GOAL OF THE EXERCISE: Quote every line of the records below word for word, omitting the picture placeholders.

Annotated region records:
□ □ □ □ □
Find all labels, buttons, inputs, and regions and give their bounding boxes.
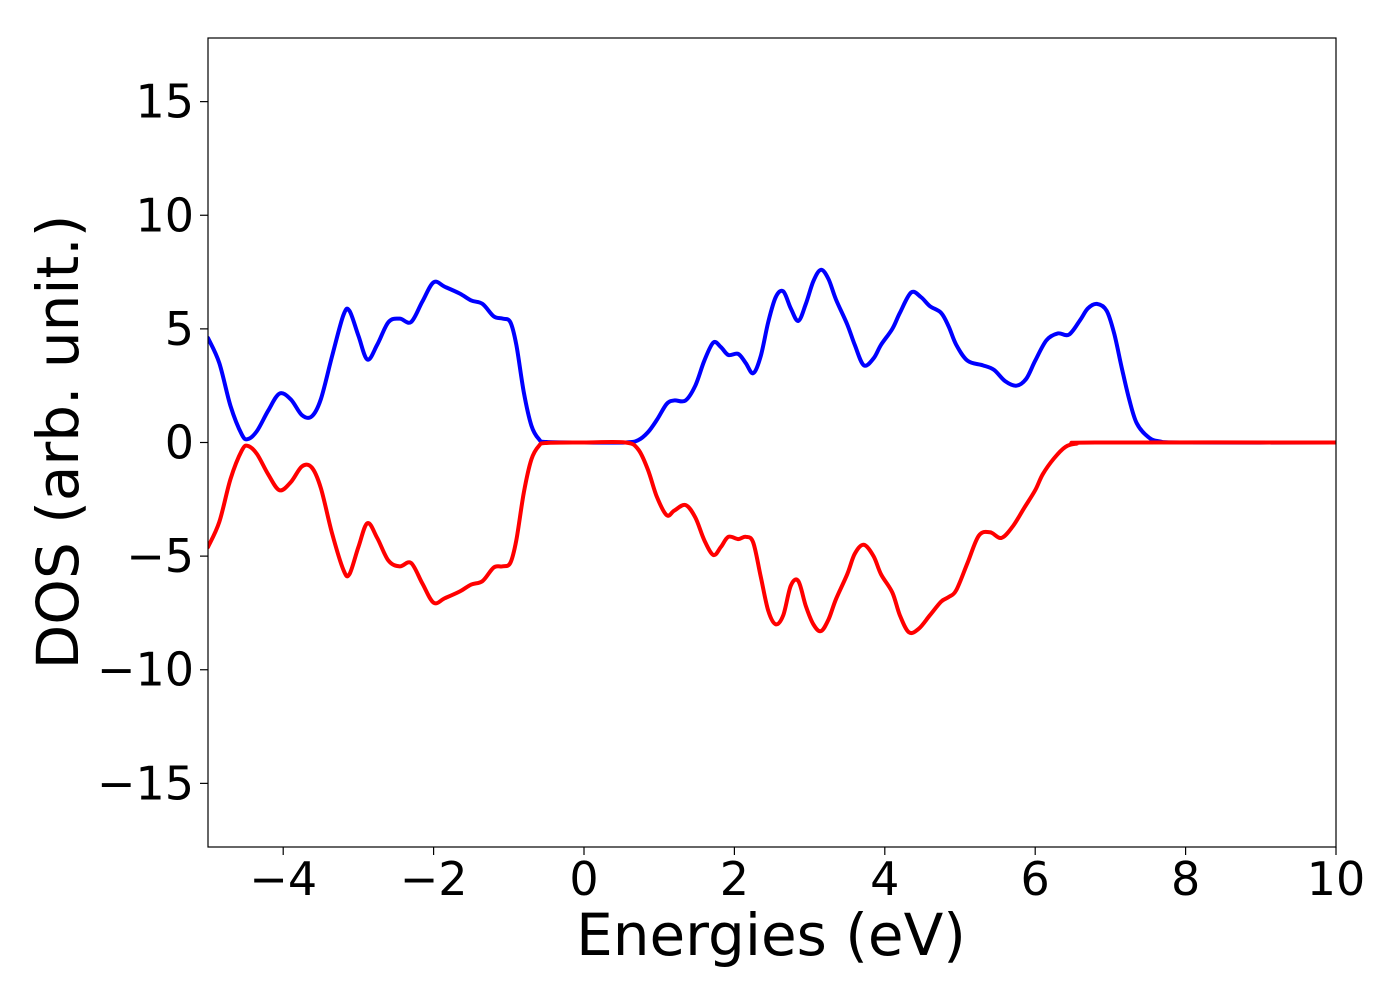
plot-lines: [208, 267, 1336, 636]
y-axis-label: DOS (arb. unit.): [24, 215, 92, 670]
x-axis-label: Energies (eV): [576, 901, 966, 969]
y-axis-ticks: −15 −10 −5 0 5 10 15: [97, 75, 208, 810]
y-tick-label: 15: [135, 75, 194, 129]
x-tick-label: 2: [720, 852, 749, 906]
x-tick-label: −2: [400, 852, 468, 906]
x-axis-ticks: −4 −2 0 2 4 6 8 10: [249, 847, 1365, 906]
series-line-blue: [208, 267, 1336, 445]
x-tick-label: 10: [1307, 852, 1366, 906]
x-tick-label: 6: [1021, 852, 1050, 906]
x-tick-label: −4: [249, 852, 317, 906]
x-tick-label: 8: [1171, 852, 1200, 906]
y-tick-label: −5: [126, 529, 194, 583]
y-tick-label: 10: [135, 188, 194, 242]
y-tick-label: −15: [97, 756, 194, 810]
y-tick-label: 5: [165, 302, 194, 356]
series-line-red: [208, 439, 1336, 636]
x-tick-label: 4: [870, 852, 899, 906]
y-tick-label: 0: [165, 416, 194, 470]
x-tick-label: 0: [569, 852, 598, 906]
y-tick-label: −10: [97, 643, 194, 697]
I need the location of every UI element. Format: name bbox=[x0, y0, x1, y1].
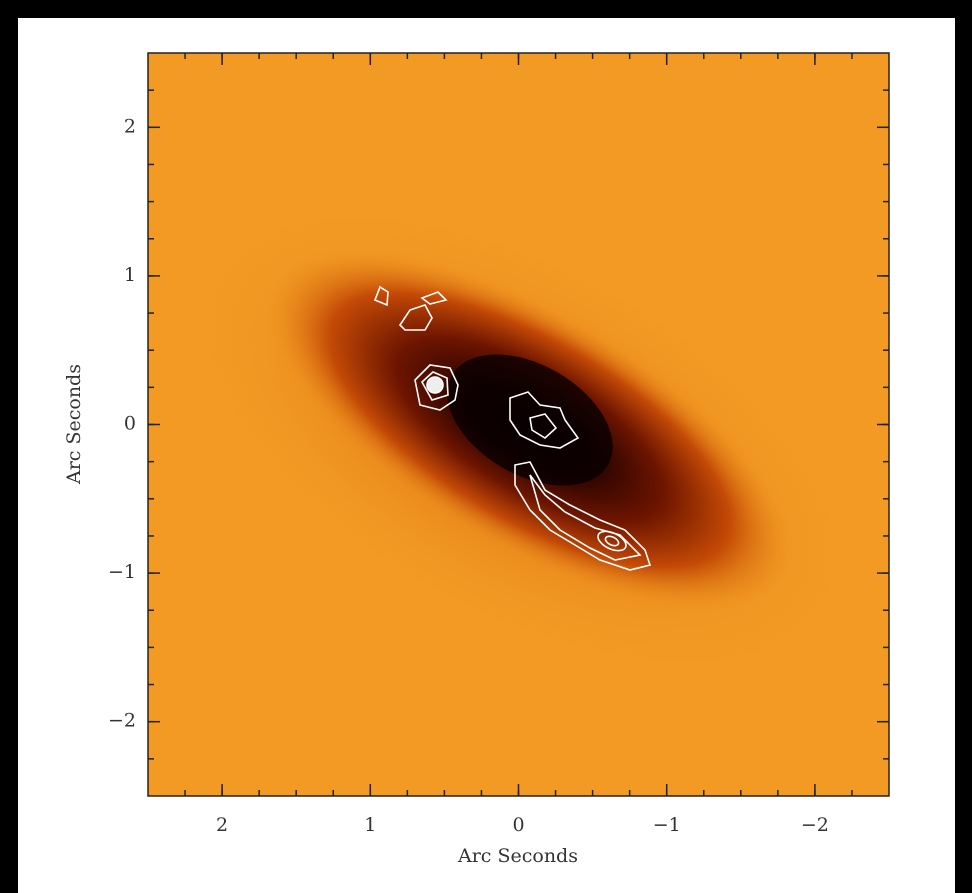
y-axis-label: Arc Seconds bbox=[63, 364, 85, 485]
y-tick-label: 1 bbox=[124, 264, 136, 286]
x-tick-label: 0 bbox=[512, 814, 524, 836]
x-tick-label: 2 bbox=[216, 814, 228, 836]
x-tick-label: 1 bbox=[364, 814, 376, 836]
y-tick-label: 0 bbox=[124, 413, 136, 435]
image bbox=[148, 53, 889, 796]
y-tick-label: −2 bbox=[108, 710, 136, 732]
x-tick-label: −1 bbox=[653, 814, 681, 836]
x-tick-label: −2 bbox=[801, 814, 829, 836]
y-tick-label: −1 bbox=[108, 561, 136, 583]
x-axis-label: Arc Seconds bbox=[457, 845, 578, 867]
y-tick-label: 2 bbox=[124, 115, 136, 137]
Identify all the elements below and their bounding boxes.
□ □ □ □ □
FULL OUTPUT:
Find all labels, buttons, inputs, and regions and give their bounding boxes.
plot-lines: [208, 267, 1336, 636]
y-axis-label: DOS (arb. unit.): [24, 215, 92, 670]
x-axis-label: Energies (eV): [576, 901, 966, 969]
y-axis-ticks: −15 −10 −5 0 5 10 15: [97, 75, 208, 810]
y-tick-label: 15: [135, 75, 194, 129]
x-tick-label: 2: [720, 852, 749, 906]
x-tick-label: −2: [400, 852, 468, 906]
x-axis-ticks: −4 −2 0 2 4 6 8 10: [249, 847, 1365, 906]
series-line-blue: [208, 267, 1336, 445]
x-tick-label: 10: [1307, 852, 1366, 906]
x-tick-label: 6: [1021, 852, 1050, 906]
x-tick-label: −4: [249, 852, 317, 906]
x-tick-label: 8: [1171, 852, 1200, 906]
y-tick-label: −5: [126, 529, 194, 583]
y-tick-label: 10: [135, 188, 194, 242]
y-tick-label: −15: [97, 756, 194, 810]
y-tick-label: 5: [165, 302, 194, 356]
series-line-red: [208, 439, 1336, 636]
x-tick-label: 4: [870, 852, 899, 906]
y-tick-label: 0: [165, 416, 194, 470]
x-tick-label: 0: [569, 852, 598, 906]
y-tick-label: −10: [97, 643, 194, 697]
I need the location of every UI element. Format: name bbox=[x0, y0, x1, y1].
y-axis-label: Arc Seconds bbox=[63, 364, 85, 485]
y-tick-label: 1 bbox=[124, 264, 136, 286]
x-tick-label: 0 bbox=[512, 814, 524, 836]
x-tick-label: 2 bbox=[216, 814, 228, 836]
x-tick-label: 1 bbox=[364, 814, 376, 836]
y-tick-label: 0 bbox=[124, 413, 136, 435]
image bbox=[148, 53, 889, 796]
y-tick-label: −2 bbox=[108, 710, 136, 732]
x-tick-label: −1 bbox=[653, 814, 681, 836]
x-tick-label: −2 bbox=[801, 814, 829, 836]
y-tick-label: −1 bbox=[108, 561, 136, 583]
x-axis-label: Arc Seconds bbox=[457, 845, 578, 867]
y-tick-label: 2 bbox=[124, 115, 136, 137]
Identify all the elements below and their bounding boxes.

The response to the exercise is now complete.